■ **Task directions**:
Reply with only the number of lines that contain the string "this".

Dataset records
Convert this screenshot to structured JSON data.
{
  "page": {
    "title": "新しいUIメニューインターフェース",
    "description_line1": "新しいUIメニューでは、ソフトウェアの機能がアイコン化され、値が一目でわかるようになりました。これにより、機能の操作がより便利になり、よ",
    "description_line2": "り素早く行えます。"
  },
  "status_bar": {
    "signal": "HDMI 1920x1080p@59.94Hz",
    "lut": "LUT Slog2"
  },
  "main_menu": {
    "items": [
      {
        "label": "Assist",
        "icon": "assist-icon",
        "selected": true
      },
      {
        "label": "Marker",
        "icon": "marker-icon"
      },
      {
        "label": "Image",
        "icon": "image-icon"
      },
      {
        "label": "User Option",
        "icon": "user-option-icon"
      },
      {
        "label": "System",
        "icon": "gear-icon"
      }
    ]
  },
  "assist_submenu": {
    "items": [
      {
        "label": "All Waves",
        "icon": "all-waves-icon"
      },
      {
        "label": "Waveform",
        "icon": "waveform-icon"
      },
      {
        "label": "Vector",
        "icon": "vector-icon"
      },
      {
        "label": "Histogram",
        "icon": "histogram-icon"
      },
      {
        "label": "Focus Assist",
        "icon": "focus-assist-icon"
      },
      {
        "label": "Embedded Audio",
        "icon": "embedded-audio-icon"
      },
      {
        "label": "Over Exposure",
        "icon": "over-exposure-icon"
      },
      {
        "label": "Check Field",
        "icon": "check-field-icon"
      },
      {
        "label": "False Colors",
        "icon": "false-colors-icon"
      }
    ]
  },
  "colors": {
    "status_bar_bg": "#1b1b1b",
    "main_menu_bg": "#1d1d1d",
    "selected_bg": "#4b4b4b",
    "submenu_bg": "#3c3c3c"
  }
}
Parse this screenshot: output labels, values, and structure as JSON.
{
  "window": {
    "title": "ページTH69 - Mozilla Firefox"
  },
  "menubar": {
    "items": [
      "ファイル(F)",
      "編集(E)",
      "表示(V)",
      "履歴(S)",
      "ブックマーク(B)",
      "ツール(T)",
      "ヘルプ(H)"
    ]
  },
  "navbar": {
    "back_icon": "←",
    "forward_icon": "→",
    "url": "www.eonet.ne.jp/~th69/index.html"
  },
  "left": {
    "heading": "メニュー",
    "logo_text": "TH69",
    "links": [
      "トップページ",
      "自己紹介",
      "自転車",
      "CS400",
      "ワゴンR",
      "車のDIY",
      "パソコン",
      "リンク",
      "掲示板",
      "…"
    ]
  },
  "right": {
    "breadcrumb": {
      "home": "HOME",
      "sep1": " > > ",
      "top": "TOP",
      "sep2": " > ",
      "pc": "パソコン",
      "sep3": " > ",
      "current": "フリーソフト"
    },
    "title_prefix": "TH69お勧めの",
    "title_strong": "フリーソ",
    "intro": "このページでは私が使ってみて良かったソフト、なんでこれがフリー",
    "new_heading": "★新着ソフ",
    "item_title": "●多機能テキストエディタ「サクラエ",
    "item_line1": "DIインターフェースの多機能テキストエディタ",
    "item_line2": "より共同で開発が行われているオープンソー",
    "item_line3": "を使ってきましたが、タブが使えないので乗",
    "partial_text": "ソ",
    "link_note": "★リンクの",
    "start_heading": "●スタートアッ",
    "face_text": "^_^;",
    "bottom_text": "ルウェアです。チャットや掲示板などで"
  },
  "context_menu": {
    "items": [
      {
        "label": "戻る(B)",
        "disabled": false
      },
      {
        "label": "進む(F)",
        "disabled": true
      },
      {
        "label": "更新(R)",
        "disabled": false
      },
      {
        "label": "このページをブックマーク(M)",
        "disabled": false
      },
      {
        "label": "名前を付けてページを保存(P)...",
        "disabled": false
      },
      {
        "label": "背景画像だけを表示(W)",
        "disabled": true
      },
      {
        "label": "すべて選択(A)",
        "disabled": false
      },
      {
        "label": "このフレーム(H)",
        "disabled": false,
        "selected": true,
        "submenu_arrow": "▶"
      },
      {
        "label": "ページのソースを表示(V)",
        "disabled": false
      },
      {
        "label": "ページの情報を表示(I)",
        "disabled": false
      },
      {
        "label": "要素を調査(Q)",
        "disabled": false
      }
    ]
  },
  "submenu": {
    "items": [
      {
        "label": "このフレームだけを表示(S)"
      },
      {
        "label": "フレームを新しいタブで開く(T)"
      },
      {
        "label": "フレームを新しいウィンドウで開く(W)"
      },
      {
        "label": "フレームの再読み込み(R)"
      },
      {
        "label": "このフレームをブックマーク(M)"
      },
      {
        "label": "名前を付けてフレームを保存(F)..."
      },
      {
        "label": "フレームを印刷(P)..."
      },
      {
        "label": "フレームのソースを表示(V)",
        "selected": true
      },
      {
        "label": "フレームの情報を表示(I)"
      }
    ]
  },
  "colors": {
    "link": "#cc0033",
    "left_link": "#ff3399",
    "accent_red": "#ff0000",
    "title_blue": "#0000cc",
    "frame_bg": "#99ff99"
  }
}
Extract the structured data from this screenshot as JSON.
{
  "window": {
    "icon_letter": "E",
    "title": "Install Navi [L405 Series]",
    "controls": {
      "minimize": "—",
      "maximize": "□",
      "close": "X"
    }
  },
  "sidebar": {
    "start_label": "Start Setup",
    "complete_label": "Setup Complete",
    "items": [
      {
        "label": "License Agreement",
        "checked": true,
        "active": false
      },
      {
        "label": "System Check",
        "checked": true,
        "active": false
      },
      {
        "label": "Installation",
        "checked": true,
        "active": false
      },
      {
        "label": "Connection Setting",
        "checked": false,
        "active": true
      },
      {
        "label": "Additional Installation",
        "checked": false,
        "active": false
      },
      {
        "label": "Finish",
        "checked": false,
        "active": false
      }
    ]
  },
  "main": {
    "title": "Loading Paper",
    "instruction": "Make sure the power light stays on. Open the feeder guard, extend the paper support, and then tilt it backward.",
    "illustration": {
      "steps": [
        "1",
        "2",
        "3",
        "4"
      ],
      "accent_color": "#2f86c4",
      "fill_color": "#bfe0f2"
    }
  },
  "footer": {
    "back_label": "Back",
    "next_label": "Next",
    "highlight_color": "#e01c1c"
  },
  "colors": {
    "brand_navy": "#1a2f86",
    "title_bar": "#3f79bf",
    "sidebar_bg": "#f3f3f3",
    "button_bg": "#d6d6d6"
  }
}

■ **The output**:
3